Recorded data
"""

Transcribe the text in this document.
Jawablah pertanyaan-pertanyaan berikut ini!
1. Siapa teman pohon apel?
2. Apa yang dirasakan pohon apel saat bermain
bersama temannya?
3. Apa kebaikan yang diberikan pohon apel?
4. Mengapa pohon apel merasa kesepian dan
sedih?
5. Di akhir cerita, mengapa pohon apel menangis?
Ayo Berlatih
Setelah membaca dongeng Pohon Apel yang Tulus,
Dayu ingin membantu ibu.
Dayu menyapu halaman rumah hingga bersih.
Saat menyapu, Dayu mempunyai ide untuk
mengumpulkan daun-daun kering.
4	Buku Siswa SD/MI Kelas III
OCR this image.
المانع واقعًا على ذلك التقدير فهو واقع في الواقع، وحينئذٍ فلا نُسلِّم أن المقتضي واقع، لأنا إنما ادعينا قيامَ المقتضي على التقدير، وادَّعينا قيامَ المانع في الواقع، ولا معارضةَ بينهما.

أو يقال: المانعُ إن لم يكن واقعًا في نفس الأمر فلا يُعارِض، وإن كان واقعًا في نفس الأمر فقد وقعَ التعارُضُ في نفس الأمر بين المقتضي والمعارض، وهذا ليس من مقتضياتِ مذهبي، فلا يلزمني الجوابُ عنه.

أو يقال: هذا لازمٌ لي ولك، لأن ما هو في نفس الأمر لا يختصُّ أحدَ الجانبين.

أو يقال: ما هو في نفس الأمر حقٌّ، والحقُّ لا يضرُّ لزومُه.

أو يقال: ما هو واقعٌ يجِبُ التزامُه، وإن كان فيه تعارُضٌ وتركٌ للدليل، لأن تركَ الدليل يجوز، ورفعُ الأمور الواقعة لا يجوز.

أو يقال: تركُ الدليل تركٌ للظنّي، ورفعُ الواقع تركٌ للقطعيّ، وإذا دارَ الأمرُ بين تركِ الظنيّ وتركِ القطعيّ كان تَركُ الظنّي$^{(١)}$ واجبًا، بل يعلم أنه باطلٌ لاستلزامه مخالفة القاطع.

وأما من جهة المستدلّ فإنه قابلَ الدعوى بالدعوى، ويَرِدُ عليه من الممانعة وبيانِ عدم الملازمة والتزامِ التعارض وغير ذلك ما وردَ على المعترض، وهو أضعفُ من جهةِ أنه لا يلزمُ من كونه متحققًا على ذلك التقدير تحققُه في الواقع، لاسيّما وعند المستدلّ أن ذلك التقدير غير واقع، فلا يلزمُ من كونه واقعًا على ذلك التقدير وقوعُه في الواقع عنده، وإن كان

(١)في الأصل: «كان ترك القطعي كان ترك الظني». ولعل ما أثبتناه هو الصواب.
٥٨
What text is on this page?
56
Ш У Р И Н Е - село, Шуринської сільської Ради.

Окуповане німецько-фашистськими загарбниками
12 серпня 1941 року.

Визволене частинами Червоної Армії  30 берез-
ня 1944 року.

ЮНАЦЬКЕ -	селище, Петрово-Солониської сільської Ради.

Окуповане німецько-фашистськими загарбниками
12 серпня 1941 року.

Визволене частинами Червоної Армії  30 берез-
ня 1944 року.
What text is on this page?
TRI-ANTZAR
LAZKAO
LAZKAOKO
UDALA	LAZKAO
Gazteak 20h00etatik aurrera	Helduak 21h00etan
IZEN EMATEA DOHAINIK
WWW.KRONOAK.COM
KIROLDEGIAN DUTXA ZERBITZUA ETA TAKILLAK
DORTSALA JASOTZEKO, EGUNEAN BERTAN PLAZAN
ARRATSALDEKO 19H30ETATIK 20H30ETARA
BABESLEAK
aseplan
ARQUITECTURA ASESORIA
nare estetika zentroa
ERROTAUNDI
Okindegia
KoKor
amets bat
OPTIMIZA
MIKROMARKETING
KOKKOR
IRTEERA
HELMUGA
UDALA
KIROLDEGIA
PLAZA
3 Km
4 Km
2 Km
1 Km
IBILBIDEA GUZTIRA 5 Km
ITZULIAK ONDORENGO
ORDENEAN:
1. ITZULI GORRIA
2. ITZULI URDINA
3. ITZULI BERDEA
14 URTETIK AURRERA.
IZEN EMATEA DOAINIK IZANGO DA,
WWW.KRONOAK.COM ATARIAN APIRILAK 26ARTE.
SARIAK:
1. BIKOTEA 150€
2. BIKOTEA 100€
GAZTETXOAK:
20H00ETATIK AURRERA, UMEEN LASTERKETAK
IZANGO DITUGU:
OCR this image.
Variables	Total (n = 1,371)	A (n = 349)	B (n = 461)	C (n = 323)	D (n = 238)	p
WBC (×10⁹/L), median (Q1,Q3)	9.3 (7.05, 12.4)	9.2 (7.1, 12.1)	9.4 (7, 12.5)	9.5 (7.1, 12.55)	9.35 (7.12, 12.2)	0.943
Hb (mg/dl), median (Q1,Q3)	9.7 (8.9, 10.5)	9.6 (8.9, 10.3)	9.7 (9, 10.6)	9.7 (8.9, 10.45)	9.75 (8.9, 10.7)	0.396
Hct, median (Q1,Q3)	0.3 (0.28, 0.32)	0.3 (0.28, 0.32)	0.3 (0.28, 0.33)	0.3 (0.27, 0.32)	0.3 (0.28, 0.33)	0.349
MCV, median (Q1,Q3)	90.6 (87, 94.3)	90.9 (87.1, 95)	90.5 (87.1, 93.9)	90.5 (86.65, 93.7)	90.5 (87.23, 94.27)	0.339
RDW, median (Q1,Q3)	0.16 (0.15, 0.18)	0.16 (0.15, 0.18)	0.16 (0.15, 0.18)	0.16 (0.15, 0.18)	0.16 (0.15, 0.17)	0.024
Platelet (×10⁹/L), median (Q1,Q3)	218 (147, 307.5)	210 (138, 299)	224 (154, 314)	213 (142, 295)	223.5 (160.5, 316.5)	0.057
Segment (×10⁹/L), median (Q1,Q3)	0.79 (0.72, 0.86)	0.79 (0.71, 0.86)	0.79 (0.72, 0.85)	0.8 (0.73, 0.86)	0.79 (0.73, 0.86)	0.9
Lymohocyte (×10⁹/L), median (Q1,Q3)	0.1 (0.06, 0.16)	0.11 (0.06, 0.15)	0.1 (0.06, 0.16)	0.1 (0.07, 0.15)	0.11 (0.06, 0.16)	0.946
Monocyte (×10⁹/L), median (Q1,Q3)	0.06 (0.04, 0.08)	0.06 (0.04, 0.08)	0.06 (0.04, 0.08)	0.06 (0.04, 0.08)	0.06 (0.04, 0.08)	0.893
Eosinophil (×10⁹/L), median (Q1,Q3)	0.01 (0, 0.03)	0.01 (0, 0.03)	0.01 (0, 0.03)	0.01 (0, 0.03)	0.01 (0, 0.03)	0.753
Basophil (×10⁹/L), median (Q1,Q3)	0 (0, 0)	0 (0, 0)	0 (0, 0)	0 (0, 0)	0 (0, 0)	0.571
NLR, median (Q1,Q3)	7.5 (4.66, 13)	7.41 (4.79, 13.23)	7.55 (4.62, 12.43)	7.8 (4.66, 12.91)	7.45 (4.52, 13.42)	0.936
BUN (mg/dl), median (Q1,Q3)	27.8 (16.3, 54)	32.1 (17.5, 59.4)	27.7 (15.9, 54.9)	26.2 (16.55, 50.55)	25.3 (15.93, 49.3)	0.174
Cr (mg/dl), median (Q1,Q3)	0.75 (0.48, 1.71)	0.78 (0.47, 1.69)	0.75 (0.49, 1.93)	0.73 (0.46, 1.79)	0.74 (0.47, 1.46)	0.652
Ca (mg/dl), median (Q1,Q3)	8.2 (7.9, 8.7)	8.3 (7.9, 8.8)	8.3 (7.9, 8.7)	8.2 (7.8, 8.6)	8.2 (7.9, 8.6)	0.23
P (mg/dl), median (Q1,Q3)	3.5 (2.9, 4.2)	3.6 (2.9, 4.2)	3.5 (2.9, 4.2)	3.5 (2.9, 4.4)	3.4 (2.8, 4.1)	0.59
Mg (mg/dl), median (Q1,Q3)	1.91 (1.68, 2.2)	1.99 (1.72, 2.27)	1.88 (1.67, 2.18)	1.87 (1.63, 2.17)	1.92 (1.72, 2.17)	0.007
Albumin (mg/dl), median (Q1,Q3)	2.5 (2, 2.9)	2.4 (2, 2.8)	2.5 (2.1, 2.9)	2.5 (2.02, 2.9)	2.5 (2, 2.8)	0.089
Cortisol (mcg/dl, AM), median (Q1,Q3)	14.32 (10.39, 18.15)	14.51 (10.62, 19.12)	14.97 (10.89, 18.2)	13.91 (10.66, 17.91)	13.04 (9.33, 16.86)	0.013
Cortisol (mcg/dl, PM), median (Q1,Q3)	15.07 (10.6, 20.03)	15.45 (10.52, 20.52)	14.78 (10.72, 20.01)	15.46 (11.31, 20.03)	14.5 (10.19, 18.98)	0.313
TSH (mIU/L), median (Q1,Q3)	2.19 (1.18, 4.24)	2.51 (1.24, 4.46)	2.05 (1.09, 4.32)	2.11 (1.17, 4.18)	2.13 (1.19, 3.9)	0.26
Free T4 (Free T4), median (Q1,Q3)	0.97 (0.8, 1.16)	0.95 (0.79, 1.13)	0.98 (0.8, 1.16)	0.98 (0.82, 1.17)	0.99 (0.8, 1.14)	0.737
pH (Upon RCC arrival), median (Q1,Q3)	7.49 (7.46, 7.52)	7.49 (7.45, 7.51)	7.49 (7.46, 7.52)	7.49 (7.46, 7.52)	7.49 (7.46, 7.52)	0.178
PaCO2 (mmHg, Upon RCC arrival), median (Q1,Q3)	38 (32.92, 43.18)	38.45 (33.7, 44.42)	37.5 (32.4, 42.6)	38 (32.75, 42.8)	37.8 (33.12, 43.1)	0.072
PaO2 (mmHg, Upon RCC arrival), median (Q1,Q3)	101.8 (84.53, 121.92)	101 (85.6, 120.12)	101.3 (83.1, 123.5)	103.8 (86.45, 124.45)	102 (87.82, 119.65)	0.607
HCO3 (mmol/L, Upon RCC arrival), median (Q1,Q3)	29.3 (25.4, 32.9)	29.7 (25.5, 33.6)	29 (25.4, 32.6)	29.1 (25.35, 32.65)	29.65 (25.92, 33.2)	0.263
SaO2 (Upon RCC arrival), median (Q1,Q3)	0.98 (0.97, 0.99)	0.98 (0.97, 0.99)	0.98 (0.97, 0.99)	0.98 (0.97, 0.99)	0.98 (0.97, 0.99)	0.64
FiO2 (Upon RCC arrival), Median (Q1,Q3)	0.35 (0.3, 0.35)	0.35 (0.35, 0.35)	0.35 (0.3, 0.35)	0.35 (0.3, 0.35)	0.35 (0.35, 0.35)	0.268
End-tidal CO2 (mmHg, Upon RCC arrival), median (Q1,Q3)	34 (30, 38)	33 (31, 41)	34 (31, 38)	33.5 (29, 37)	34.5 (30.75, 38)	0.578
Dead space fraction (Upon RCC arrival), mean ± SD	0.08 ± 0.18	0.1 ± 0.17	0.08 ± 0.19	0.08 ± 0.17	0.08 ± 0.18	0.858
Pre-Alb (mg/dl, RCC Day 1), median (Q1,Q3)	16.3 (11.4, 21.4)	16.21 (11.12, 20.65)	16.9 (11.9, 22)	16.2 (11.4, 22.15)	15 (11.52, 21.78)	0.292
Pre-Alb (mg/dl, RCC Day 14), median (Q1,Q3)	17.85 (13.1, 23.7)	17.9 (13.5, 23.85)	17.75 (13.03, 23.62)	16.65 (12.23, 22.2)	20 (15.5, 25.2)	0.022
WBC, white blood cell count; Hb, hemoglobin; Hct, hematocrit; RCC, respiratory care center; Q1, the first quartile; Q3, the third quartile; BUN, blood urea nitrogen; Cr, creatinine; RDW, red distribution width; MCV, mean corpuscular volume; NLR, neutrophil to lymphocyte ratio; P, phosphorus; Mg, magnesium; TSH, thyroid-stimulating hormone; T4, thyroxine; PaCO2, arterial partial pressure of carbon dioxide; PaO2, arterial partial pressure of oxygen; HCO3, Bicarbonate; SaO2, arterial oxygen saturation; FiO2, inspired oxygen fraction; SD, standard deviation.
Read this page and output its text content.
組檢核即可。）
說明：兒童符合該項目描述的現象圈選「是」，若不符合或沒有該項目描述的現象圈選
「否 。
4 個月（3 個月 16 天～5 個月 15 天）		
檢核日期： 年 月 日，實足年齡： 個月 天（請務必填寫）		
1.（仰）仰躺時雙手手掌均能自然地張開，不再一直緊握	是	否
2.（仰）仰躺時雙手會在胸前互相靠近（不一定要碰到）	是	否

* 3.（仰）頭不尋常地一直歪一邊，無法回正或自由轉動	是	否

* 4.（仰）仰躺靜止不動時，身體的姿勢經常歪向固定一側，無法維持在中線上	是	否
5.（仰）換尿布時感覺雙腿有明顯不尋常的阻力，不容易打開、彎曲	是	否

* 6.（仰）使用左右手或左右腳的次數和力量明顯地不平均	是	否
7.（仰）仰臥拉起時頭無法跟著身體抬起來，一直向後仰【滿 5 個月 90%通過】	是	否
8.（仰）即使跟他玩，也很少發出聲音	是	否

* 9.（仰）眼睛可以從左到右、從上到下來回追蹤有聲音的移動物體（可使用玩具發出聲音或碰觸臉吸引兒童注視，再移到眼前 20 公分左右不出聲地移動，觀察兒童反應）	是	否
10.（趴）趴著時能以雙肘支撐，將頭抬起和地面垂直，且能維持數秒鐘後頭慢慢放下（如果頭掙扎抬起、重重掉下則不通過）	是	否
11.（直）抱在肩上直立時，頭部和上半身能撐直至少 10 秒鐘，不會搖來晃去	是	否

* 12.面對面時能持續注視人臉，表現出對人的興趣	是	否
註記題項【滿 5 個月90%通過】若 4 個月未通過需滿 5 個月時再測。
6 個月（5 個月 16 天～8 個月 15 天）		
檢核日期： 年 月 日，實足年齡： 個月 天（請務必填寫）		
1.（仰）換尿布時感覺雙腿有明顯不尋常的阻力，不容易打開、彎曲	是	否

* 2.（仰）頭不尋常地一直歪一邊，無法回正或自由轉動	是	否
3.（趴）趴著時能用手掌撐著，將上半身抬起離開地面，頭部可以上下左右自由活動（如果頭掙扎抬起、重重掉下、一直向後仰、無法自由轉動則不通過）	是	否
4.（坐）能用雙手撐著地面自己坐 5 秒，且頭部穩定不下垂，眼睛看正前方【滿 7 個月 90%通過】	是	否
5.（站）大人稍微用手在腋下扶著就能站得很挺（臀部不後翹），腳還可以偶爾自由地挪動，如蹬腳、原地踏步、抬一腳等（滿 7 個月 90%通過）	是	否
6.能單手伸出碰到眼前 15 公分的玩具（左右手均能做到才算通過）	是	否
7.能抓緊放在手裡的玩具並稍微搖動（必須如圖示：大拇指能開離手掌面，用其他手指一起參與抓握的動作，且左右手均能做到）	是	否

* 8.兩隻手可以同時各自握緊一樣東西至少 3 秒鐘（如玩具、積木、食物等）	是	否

"""

SET EXERCISE ::
Show every line of the listing in which the string "المانع" can be found.

REPLY TO THE TASK ::
المانع واقعًا على ذلك التقدير فهو واقع في الواقع، وحينئذٍ فلا نُسلِّم أن المقتضي واقع، لأنا إنما ادعينا قيامَ المقتضي على التقدير، وادَّعينا قيامَ المانع في الواقع، ولا معارضةَ بينهما.
أو يقال: المانعُ إن لم يكن واقعًا في نفس الأمر فلا يُعارِض، وإن كان واقعًا في نفس الأمر فقد وقعَ التعارُضُ في نفس الأمر بين المقتضي والمعارض، وهذا ليس من مقتضياتِ مذهبي، فلا يلزمني الجوابُ عنه.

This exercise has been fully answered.